■ THE PROBLEM
Copy out every line of the stored dataset items below word for word, leaving nothing out.

[Stored dataset items]
=====
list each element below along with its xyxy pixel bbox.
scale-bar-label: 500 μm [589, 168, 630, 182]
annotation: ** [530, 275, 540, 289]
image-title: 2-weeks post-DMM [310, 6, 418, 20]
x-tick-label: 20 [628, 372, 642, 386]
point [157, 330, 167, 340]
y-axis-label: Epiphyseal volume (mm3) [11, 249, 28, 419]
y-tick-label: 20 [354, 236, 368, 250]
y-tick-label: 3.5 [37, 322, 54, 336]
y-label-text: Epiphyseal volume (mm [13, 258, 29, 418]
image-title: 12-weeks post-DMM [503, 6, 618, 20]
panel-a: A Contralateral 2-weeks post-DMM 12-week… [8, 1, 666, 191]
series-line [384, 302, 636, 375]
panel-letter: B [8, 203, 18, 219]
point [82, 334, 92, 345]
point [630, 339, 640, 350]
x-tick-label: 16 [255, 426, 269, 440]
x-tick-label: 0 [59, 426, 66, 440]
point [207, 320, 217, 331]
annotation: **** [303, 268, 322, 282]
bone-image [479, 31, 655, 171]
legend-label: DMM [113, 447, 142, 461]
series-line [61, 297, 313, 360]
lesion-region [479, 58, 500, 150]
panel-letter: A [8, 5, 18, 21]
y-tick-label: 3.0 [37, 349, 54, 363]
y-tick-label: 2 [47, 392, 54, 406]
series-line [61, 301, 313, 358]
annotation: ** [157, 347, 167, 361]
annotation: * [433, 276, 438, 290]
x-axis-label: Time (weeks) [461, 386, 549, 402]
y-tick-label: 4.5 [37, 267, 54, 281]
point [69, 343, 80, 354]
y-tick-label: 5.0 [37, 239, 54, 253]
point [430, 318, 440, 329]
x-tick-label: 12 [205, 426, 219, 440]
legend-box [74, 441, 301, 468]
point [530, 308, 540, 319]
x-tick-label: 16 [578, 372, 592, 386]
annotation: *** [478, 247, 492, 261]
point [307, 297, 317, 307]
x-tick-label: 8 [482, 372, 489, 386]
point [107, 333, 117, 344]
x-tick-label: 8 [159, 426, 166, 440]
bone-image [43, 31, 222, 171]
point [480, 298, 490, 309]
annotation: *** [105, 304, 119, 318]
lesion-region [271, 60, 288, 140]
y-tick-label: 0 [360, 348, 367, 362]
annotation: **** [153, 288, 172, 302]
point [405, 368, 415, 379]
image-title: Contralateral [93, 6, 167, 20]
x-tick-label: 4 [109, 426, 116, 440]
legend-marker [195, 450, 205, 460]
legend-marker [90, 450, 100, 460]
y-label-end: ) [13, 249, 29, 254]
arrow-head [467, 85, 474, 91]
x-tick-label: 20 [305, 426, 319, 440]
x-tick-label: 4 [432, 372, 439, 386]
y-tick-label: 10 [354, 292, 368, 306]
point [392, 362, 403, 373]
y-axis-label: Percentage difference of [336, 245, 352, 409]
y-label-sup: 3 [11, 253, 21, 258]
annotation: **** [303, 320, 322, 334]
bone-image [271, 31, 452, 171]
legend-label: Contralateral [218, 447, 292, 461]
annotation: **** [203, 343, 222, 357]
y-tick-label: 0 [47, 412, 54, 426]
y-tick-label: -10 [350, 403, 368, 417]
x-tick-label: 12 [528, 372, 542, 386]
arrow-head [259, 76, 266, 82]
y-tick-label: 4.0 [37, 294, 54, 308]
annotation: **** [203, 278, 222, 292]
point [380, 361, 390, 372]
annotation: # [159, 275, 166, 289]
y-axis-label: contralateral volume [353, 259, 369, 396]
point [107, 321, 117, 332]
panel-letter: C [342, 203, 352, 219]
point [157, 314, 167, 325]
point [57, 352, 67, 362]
=====
■ COMPLETE RESPONSE
list each element below along with its xyxy pixel bbox.
scale-bar-label: 500 μm [589, 168, 630, 182]
annotation: ** [530, 275, 540, 289]
image-title: 2-weeks post-DMM [310, 6, 418, 20]
x-tick-label: 20 [628, 372, 642, 386]
point [157, 330, 167, 340]
y-axis-label: Epiphyseal volume (mm3) [11, 249, 28, 419]
y-tick-label: 20 [354, 236, 368, 250]
y-tick-label: 3.5 [37, 322, 54, 336]
y-label-text: Epiphyseal volume (mm [13, 258, 29, 418]
image-title: 12-weeks post-DMM [503, 6, 618, 20]
panel-a: A Contralateral 2-weeks post-DMM 12-week… [8, 1, 666, 191]
series-line [384, 302, 636, 375]
panel-letter: B [8, 203, 18, 219]
point [82, 334, 92, 345]
point [630, 339, 640, 350]
x-tick-label: 16 [255, 426, 269, 440]
x-tick-label: 0 [59, 426, 66, 440]
point [207, 320, 217, 331]
annotation: **** [303, 268, 322, 282]
bone-image [479, 31, 655, 171]
legend-label: DMM [113, 447, 142, 461]
series-line [61, 297, 313, 360]
lesion-region [479, 58, 500, 150]
panel-letter: A [8, 5, 18, 21]
y-tick-label: 3.0 [37, 349, 54, 363]
y-tick-label: 2 [47, 392, 54, 406]
series-line [61, 301, 313, 358]
annotation: ** [157, 347, 167, 361]
annotation: * [433, 276, 438, 290]
x-axis-label: Time (weeks) [461, 386, 549, 402]
y-tick-label: 4.5 [37, 267, 54, 281]
point [69, 343, 80, 354]
y-tick-label: 5.0 [37, 239, 54, 253]
point [430, 318, 440, 329]
x-tick-label: 12 [205, 426, 219, 440]
legend-box [74, 441, 301, 468]
point [530, 308, 540, 319]
x-tick-label: 16 [578, 372, 592, 386]
annotation: *** [478, 247, 492, 261]
point [307, 297, 317, 307]
x-tick-label: 8 [482, 372, 489, 386]
point [107, 333, 117, 344]
x-tick-label: 8 [159, 426, 166, 440]
bone-image [43, 31, 222, 171]
point [480, 298, 490, 309]
annotation: *** [105, 304, 119, 318]
lesion-region [271, 60, 288, 140]
y-tick-label: 0 [360, 348, 367, 362]
annotation: **** [153, 288, 172, 302]
point [405, 368, 415, 379]
image-title: Contralateral [93, 6, 167, 20]
x-tick-label: 4 [109, 426, 116, 440]
legend-marker [195, 450, 205, 460]
legend-marker [90, 450, 100, 460]
y-label-end: ) [13, 249, 29, 254]
arrow-head [467, 85, 474, 91]
x-tick-label: 20 [305, 426, 319, 440]
x-tick-label: 4 [432, 372, 439, 386]
y-tick-label: 10 [354, 292, 368, 306]
point [392, 362, 403, 373]
y-axis-label: Percentage difference of [336, 245, 352, 409]
y-label-sup: 3 [11, 253, 21, 258]
annotation: **** [303, 320, 322, 334]
bone-image [271, 31, 452, 171]
legend-label: Contralateral [218, 447, 292, 461]
annotation: **** [203, 343, 222, 357]
y-tick-label: 0 [47, 412, 54, 426]
y-tick-label: -10 [350, 403, 368, 417]
x-tick-label: 12 [528, 372, 542, 386]
arrow-head [259, 76, 266, 82]
y-tick-label: 4.0 [37, 294, 54, 308]
annotation: **** [203, 278, 222, 292]
point [380, 361, 390, 372]
annotation: # [159, 275, 166, 289]
y-axis-label: contralateral volume [353, 259, 369, 396]
point [107, 321, 117, 332]
panel-letter: C [342, 203, 352, 219]
point [157, 314, 167, 325]
point [57, 352, 67, 362]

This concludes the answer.